Gather all lines with the word "color" in them.

▼

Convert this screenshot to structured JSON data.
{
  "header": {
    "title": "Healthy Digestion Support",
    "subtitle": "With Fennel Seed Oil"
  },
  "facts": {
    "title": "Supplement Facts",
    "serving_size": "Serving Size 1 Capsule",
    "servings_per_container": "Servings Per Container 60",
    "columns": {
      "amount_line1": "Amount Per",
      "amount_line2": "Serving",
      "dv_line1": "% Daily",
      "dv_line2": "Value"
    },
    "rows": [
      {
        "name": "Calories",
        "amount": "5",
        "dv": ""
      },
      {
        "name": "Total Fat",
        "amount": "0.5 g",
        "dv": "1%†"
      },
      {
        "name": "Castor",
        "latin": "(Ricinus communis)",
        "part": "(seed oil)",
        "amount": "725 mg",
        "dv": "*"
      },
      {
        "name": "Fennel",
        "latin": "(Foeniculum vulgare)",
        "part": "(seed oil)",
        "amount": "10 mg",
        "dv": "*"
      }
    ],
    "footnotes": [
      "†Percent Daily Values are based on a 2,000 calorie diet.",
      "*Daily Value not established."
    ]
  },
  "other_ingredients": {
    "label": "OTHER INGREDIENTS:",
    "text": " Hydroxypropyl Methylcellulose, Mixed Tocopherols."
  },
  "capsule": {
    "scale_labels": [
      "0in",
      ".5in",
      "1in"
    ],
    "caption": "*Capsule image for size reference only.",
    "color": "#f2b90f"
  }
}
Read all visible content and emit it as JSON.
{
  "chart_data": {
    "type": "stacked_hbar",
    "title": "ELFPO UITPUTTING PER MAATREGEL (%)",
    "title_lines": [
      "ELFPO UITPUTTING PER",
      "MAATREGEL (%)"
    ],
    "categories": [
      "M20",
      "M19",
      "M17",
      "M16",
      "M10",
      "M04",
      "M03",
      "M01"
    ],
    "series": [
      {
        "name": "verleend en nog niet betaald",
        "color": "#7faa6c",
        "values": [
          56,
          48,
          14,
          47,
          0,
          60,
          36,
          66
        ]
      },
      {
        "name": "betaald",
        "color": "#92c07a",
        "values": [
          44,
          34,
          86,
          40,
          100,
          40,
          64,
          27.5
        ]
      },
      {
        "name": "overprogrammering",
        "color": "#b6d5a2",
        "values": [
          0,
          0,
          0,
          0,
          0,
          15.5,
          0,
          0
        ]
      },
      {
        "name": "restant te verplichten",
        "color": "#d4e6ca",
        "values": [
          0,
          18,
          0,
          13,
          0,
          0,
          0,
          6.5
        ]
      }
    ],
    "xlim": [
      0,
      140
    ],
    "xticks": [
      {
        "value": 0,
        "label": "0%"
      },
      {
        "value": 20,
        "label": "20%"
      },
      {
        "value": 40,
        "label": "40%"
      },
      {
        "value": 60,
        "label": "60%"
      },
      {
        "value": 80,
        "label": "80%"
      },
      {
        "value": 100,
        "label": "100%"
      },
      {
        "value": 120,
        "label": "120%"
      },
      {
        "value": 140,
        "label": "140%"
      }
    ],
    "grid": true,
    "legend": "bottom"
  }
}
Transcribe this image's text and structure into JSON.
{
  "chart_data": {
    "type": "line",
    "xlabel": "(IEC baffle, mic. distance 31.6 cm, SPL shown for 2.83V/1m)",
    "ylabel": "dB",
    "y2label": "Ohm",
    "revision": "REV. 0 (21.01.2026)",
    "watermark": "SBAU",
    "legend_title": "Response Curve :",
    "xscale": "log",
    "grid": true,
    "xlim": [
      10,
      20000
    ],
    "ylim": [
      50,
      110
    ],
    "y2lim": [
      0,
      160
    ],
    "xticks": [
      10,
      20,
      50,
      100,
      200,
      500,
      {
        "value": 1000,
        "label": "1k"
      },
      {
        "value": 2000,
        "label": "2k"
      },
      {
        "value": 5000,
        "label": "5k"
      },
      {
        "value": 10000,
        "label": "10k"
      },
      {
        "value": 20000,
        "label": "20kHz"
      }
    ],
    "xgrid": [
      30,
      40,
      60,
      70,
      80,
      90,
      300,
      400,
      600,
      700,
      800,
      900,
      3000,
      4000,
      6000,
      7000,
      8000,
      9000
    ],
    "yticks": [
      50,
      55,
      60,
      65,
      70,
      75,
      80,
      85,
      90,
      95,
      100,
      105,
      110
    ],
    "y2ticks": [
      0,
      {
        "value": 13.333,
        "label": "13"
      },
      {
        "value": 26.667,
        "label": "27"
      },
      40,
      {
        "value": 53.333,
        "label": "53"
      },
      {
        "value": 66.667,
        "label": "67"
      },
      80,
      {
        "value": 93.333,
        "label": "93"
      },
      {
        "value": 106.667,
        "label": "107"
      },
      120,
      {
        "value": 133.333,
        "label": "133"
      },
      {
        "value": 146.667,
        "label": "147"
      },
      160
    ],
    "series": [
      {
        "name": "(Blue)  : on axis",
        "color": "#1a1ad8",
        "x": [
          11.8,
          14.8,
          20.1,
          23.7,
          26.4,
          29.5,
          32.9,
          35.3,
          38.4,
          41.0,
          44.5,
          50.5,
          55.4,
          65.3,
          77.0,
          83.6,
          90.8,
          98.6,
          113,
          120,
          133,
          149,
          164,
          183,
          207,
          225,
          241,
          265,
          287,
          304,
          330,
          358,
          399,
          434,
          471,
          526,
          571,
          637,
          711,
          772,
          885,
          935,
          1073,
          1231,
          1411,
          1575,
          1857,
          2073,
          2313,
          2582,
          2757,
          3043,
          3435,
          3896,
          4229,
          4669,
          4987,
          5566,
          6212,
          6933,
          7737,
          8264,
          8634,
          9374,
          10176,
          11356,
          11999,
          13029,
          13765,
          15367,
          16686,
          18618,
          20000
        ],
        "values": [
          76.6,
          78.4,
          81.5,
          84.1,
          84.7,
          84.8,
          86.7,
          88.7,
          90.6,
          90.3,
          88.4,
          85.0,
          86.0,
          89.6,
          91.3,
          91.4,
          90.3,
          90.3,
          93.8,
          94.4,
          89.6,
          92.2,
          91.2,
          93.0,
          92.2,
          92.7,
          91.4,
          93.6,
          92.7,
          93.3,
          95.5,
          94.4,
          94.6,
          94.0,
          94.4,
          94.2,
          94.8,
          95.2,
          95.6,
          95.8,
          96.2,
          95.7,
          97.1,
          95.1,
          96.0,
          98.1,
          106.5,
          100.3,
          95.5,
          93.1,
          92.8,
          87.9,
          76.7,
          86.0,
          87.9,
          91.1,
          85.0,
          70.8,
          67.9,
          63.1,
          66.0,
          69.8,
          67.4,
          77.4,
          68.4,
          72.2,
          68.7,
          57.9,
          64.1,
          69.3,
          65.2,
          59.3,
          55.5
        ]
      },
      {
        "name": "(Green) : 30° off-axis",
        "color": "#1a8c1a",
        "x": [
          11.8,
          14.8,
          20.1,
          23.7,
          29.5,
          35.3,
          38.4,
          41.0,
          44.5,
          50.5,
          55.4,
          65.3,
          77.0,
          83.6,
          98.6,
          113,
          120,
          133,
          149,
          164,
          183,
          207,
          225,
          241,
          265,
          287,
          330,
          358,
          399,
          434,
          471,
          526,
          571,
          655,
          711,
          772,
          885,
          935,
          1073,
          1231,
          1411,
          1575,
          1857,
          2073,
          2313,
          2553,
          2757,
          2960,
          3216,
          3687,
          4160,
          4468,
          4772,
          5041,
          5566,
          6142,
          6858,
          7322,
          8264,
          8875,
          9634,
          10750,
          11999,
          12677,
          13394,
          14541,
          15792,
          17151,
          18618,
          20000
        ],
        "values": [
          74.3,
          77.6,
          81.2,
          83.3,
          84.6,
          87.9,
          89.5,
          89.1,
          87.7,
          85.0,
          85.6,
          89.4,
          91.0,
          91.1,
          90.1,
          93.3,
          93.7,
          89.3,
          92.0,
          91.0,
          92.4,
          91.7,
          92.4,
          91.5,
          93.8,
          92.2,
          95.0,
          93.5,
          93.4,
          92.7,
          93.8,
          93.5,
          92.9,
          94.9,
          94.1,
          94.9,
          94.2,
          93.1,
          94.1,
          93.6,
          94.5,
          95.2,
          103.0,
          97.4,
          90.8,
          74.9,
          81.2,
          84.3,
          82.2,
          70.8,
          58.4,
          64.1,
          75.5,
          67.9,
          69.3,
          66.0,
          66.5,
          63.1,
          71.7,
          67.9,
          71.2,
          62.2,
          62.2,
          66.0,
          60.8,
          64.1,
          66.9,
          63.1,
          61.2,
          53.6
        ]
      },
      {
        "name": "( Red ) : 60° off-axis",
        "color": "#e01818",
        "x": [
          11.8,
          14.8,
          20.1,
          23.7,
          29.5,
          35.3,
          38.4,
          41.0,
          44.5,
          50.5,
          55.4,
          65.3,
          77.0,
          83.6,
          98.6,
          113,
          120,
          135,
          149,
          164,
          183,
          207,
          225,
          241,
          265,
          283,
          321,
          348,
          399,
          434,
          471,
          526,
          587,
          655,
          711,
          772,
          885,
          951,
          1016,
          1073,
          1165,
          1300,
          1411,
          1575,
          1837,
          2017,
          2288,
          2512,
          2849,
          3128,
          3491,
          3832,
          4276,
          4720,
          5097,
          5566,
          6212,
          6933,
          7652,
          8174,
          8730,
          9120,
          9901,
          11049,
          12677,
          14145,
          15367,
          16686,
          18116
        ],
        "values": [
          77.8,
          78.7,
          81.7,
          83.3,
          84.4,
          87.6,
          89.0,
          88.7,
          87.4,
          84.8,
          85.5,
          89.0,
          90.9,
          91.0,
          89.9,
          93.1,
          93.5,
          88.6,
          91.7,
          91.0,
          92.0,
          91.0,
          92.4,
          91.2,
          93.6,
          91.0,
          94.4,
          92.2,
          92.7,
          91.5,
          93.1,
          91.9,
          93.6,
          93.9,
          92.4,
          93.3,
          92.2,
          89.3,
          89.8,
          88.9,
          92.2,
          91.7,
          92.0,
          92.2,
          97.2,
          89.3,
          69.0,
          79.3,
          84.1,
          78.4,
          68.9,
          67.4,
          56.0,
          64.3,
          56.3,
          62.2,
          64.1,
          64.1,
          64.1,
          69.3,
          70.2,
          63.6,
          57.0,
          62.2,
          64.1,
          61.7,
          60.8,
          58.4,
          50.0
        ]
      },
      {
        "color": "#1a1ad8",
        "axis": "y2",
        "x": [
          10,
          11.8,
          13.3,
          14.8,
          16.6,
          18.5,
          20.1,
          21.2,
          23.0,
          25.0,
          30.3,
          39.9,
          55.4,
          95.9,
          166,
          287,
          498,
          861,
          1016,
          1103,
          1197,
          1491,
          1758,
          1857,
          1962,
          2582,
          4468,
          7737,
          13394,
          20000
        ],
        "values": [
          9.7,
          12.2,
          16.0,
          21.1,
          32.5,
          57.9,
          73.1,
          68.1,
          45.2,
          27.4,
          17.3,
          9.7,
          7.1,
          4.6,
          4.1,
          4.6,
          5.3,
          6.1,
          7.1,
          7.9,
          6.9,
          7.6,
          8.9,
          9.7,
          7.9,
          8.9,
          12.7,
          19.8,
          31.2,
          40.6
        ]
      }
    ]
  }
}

▲

- [Result for this task]
    "color": "#f2b90f"
        "color": "#7faa6c",
        "color": "#92c07a",
        "color": "#b6d5a2",
        "color": "#d4e6ca",
        "color": "#1a1ad8",
        "color": "#1a8c1a",
        "color": "#e01818",
        "color": "#1a1ad8",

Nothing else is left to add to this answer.